=== EXERCISE PROMPT ===
Wherever a line below holds the word "мероприятий", copy that line.

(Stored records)
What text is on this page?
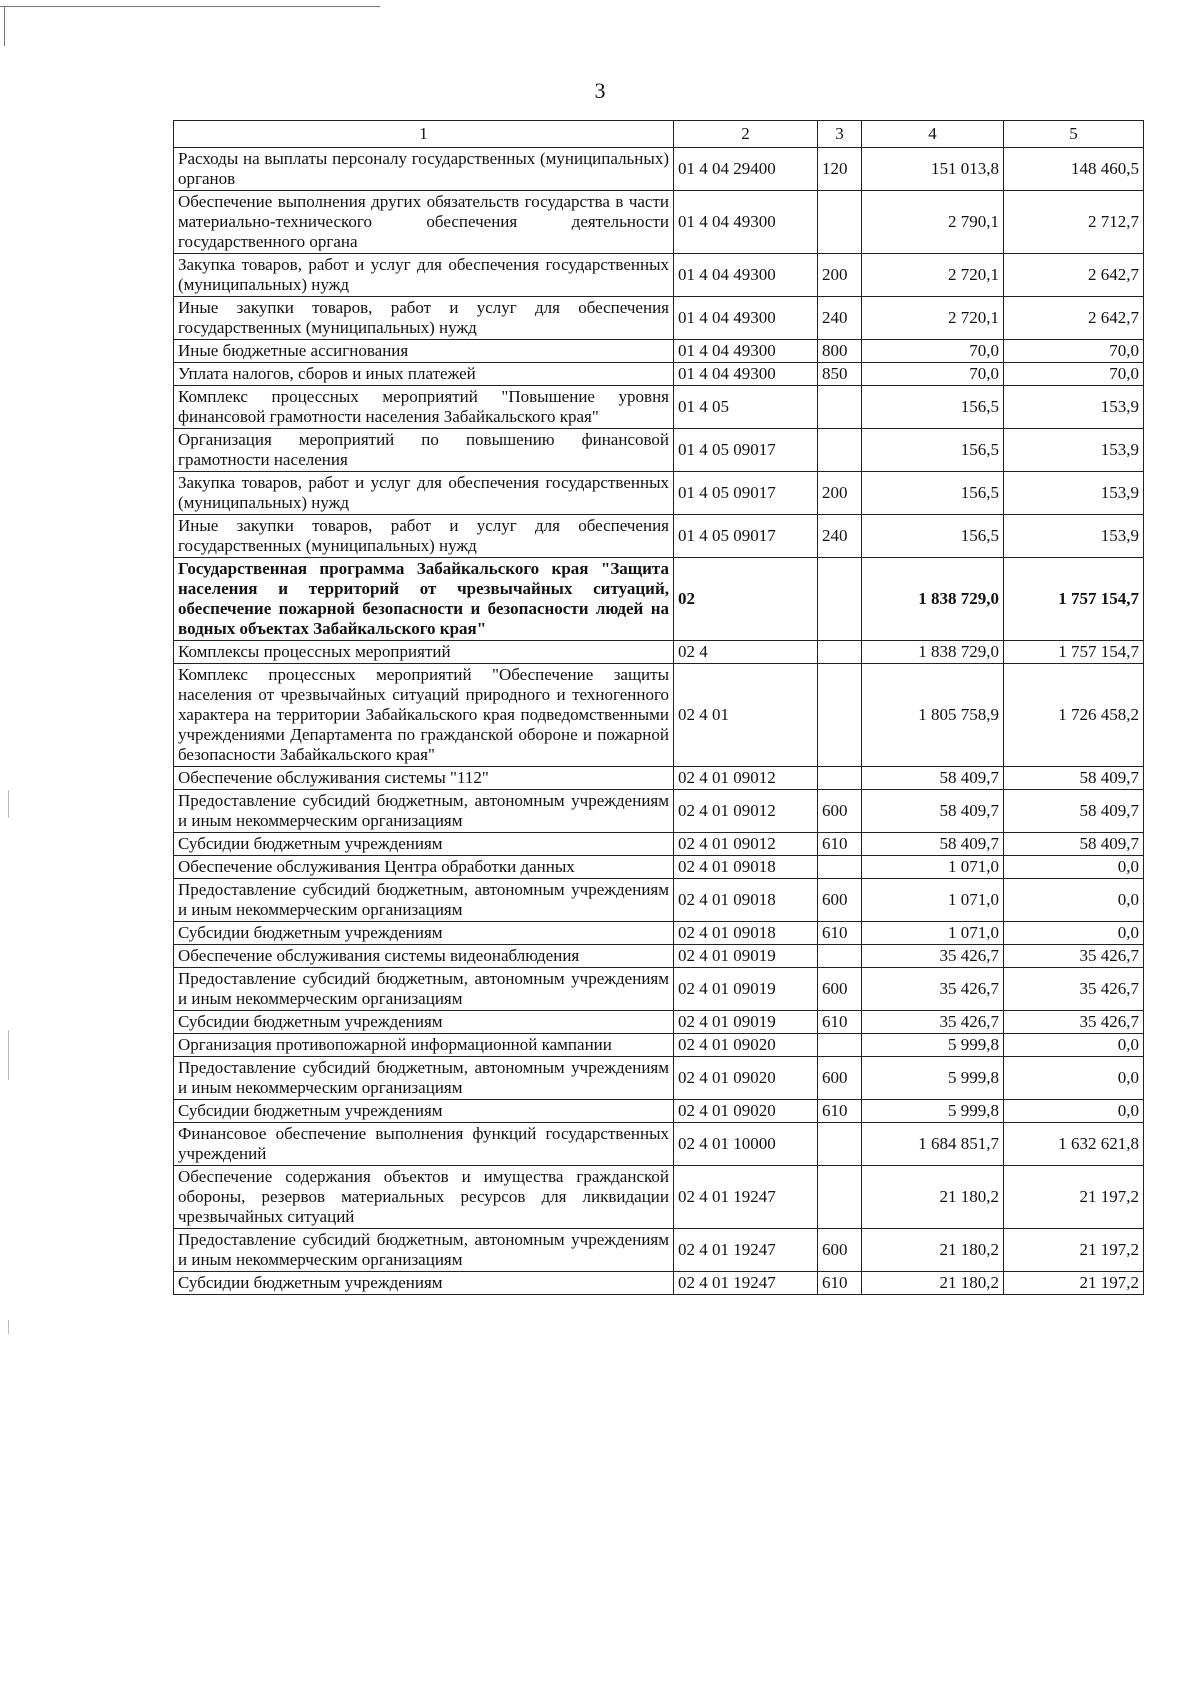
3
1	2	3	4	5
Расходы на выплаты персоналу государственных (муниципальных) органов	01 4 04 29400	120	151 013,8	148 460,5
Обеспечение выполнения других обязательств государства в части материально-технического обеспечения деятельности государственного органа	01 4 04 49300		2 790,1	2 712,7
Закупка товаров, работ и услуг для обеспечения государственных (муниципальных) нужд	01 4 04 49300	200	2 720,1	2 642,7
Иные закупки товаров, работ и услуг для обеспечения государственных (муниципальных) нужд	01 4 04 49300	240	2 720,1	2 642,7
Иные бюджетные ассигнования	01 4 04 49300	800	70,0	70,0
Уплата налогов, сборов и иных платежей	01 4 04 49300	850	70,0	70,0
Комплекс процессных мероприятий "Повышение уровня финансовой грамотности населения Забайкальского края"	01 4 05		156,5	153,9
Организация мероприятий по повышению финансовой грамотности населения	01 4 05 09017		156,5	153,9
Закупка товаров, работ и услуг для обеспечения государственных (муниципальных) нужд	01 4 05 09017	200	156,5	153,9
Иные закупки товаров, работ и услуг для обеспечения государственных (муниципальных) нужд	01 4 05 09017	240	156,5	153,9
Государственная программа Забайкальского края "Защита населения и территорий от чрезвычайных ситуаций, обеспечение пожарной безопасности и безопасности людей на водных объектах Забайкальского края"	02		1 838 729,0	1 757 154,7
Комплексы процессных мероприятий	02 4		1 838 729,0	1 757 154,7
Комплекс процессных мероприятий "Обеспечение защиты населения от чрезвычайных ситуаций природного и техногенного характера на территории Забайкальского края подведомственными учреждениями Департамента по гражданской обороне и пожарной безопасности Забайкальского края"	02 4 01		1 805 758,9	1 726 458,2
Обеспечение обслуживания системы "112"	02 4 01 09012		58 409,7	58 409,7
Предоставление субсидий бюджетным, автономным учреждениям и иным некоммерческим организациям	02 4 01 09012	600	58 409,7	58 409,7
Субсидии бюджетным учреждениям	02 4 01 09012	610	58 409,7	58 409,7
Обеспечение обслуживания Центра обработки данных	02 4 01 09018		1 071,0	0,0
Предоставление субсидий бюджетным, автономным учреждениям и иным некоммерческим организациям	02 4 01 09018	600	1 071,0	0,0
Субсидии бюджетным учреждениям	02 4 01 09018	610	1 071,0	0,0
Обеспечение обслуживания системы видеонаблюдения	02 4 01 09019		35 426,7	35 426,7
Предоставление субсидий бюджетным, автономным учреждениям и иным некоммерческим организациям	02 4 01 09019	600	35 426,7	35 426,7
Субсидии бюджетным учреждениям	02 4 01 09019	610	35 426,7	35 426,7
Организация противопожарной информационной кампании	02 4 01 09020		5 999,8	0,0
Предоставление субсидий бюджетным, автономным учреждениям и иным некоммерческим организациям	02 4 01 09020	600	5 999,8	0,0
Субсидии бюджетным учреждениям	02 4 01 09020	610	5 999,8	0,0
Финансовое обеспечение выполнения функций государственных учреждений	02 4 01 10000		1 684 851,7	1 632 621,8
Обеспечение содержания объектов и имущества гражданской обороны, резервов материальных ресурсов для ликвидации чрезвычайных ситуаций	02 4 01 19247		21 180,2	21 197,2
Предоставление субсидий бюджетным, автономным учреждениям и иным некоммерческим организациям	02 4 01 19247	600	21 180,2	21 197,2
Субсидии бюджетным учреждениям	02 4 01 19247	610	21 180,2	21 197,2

=== EXERCISE SOLUTION ===
Комплекс процессных мероприятий "Повышение уровня финансовой грамотности населения Забайкальского края"	01 4 05		156,5	153,9
Организация мероприятий по повышению финансовой грамотности населения	01 4 05 09017		156,5	153,9
Комплексы процессных мероприятий	02 4		1 838 729,0	1 757 154,7
Комплекс процессных мероприятий "Обеспечение защиты населения от чрезвычайных ситуаций природного и техногенного характера на территории Забайкальского края подведомственными учреждениями Департамента по гражданской обороне и пожарной безопасности Забайкальского края"	02 4 01		1 805 758,9	1 726 458,2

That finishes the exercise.